__DIRECTIVE__
Below is a listing; copy all of it exactly.
====
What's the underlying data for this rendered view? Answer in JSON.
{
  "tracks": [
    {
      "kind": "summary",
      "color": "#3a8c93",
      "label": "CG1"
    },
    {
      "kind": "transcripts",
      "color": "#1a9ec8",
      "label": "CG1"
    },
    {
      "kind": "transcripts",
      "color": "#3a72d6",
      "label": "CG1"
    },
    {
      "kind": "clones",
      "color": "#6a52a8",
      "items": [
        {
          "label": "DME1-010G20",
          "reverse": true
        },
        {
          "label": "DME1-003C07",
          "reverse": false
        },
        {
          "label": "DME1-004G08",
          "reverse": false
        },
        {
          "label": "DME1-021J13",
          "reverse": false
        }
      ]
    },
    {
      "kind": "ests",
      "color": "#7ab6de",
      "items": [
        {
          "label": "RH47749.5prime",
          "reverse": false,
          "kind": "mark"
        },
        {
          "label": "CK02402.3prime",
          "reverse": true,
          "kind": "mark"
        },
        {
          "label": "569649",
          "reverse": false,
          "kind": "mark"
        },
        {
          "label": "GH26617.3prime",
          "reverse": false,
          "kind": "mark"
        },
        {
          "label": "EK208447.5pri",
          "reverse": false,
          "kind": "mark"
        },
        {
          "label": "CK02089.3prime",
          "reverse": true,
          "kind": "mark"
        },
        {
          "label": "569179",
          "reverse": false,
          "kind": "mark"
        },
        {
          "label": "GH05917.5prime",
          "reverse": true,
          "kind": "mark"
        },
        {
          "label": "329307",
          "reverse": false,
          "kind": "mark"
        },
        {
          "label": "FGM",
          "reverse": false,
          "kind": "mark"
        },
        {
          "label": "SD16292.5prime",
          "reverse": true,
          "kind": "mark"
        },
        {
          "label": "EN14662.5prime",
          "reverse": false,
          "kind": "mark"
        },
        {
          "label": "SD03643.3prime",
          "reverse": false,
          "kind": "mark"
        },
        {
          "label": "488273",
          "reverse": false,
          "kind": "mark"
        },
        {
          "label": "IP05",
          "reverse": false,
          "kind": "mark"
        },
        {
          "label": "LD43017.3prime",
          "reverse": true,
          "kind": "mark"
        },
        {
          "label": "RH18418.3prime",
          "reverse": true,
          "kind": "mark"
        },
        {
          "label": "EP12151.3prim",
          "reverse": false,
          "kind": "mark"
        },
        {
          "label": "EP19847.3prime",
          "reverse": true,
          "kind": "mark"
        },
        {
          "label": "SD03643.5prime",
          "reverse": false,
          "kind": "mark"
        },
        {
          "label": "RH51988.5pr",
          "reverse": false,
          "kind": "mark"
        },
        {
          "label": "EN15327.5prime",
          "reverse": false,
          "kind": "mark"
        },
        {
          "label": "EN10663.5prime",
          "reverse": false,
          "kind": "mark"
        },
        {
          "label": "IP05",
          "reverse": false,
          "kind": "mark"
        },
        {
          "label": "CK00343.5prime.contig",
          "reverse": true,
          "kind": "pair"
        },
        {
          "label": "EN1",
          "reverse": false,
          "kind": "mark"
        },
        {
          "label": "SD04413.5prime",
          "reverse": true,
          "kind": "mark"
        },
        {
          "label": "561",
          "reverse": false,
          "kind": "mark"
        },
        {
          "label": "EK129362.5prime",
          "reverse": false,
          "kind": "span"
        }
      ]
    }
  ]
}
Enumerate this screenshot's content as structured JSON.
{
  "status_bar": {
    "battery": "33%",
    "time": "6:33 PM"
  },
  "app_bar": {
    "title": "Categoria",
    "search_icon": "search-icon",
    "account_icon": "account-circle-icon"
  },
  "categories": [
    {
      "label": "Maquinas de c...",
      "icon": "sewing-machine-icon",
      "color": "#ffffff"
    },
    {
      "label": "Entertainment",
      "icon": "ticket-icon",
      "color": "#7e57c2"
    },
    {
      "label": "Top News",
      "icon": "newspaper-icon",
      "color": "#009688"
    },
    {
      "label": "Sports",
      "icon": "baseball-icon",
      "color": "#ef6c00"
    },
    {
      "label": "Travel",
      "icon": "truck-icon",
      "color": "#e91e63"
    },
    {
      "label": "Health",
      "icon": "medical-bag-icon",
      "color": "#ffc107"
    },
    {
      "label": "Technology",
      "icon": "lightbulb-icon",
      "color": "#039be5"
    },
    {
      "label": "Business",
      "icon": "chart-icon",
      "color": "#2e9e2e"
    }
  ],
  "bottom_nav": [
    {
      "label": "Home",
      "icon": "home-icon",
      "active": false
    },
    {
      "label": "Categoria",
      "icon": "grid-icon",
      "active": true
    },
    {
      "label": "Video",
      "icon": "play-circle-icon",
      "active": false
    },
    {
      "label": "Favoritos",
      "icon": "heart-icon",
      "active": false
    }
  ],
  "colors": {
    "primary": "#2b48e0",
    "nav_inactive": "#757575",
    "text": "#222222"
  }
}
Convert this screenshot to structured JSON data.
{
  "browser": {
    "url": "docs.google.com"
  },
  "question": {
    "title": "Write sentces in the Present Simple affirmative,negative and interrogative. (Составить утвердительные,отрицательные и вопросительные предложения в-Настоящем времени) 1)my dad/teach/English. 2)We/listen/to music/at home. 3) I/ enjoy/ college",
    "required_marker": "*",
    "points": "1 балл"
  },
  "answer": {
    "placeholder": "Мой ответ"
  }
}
====
__SOLVED EXERCISE__
What's the underlying data for this rendered view? Answer in JSON.
{
  "tracks": [
    {
      "kind": "summary",
      "color": "#3a8c93",
      "label": "CG1"
    },
    {
      "kind": "transcripts",
      "color": "#1a9ec8",
      "label": "CG1"
    },
    {
      "kind": "transcripts",
      "color": "#3a72d6",
      "label": "CG1"
    },
    {
      "kind": "clones",
      "color": "#6a52a8",
      "items": [
        {
          "label": "DME1-010G20",
          "reverse": true
        },
        {
          "label": "DME1-003C07",
          "reverse": false
        },
        {
          "label": "DME1-004G08",
          "reverse": false
        },
        {
          "label": "DME1-021J13",
          "reverse": false
        }
      ]
    },
    {
      "kind": "ests",
      "color": "#7ab6de",
      "items": [
        {
          "label": "RH47749.5prime",
          "reverse": false,
          "kind": "mark"
        },
        {
          "label": "CK02402.3prime",
          "reverse": true,
          "kind": "mark"
        },
        {
          "label": "569649",
          "reverse": false,
          "kind": "mark"
        },
        {
          "label": "GH26617.3prime",
          "reverse": false,
          "kind": "mark"
        },
        {
          "label": "EK208447.5pri",
          "reverse": false,
          "kind": "mark"
        },
        {
          "label": "CK02089.3prime",
          "reverse": true,
          "kind": "mark"
        },
        {
          "label": "569179",
          "reverse": false,
          "kind": "mark"
        },
        {
          "label": "GH05917.5prime",
          "reverse": true,
          "kind": "mark"
        },
        {
          "label": "329307",
          "reverse": false,
          "kind": "mark"
        },
        {
          "label": "FGM",
          "reverse": false,
          "kind": "mark"
        },
        {
          "label": "SD16292.5prime",
          "reverse": true,
          "kind": "mark"
        },
        {
          "label": "EN14662.5prime",
          "reverse": false,
          "kind": "mark"
        },
        {
          "label": "SD03643.3prime",
          "reverse": false,
          "kind": "mark"
        },
        {
          "label": "488273",
          "reverse": false,
          "kind": "mark"
        },
        {
          "label": "IP05",
          "reverse": false,
          "kind": "mark"
        },
        {
          "label": "LD43017.3prime",
          "reverse": true,
          "kind": "mark"
        },
        {
          "label": "RH18418.3prime",
          "reverse": true,
          "kind": "mark"
        },
        {
          "label": "EP12151.3prim",
          "reverse": false,
          "kind": "mark"
        },
        {
          "label": "EP19847.3prime",
          "reverse": true,
          "kind": "mark"
        },
        {
          "label": "SD03643.5prime",
          "reverse": false,
          "kind": "mark"
        },
        {
          "label": "RH51988.5pr",
          "reverse": false,
          "kind": "mark"
        },
        {
          "label": "EN15327.5prime",
          "reverse": false,
          "kind": "mark"
        },
        {
          "label": "EN10663.5prime",
          "reverse": false,
          "kind": "mark"
        },
        {
          "label": "IP05",
          "reverse": false,
          "kind": "mark"
        },
        {
          "label": "CK00343.5prime.contig",
          "reverse": true,
          "kind": "pair"
        },
        {
          "label": "EN1",
          "reverse": false,
          "kind": "mark"
        },
        {
          "label": "SD04413.5prime",
          "reverse": true,
          "kind": "mark"
        },
        {
          "label": "561",
          "reverse": false,
          "kind": "mark"
        },
        {
          "label": "EK129362.5prime",
          "reverse": false,
          "kind": "span"
        }
      ]
    }
  ]
}
Enumerate this screenshot's content as structured JSON.
{
  "status_bar": {
    "battery": "33%",
    "time": "6:33 PM"
  },
  "app_bar": {
    "title": "Categoria",
    "search_icon": "search-icon",
    "account_icon": "account-circle-icon"
  },
  "categories": [
    {
      "label": "Maquinas de c...",
      "icon": "sewing-machine-icon",
      "color": "#ffffff"
    },
    {
      "label": "Entertainment",
      "icon": "ticket-icon",
      "color": "#7e57c2"
    },
    {
      "label": "Top News",
      "icon": "newspaper-icon",
      "color": "#009688"
    },
    {
      "label": "Sports",
      "icon": "baseball-icon",
      "color": "#ef6c00"
    },
    {
      "label": "Travel",
      "icon": "truck-icon",
      "color": "#e91e63"
    },
    {
      "label": "Health",
      "icon": "medical-bag-icon",
      "color": "#ffc107"
    },
    {
      "label": "Technology",
      "icon": "lightbulb-icon",
      "color": "#039be5"
    },
    {
      "label": "Business",
      "icon": "chart-icon",
      "color": "#2e9e2e"
    }
  ],
  "bottom_nav": [
    {
      "label": "Home",
      "icon": "home-icon",
      "active": false
    },
    {
      "label": "Categoria",
      "icon": "grid-icon",
      "active": true
    },
    {
      "label": "Video",
      "icon": "play-circle-icon",
      "active": false
    },
    {
      "label": "Favoritos",
      "icon": "heart-icon",
      "active": false
    }
  ],
  "colors": {
    "primary": "#2b48e0",
    "nav_inactive": "#757575",
    "text": "#222222"
  }
}
Convert this screenshot to structured JSON data.
{
  "browser": {
    "url": "docs.google.com"
  },
  "question": {
    "title": "Write sentces in the Present Simple affirmative,negative and interrogative. (Составить утвердительные,отрицательные и вопросительные предложения в-Настоящем времени) 1)my dad/teach/English. 2)We/listen/to music/at home. 3) I/ enjoy/ college",
    "required_marker": "*",
    "points": "1 балл"
  },
  "answer": {
    "placeholder": "Мой ответ"
  }
}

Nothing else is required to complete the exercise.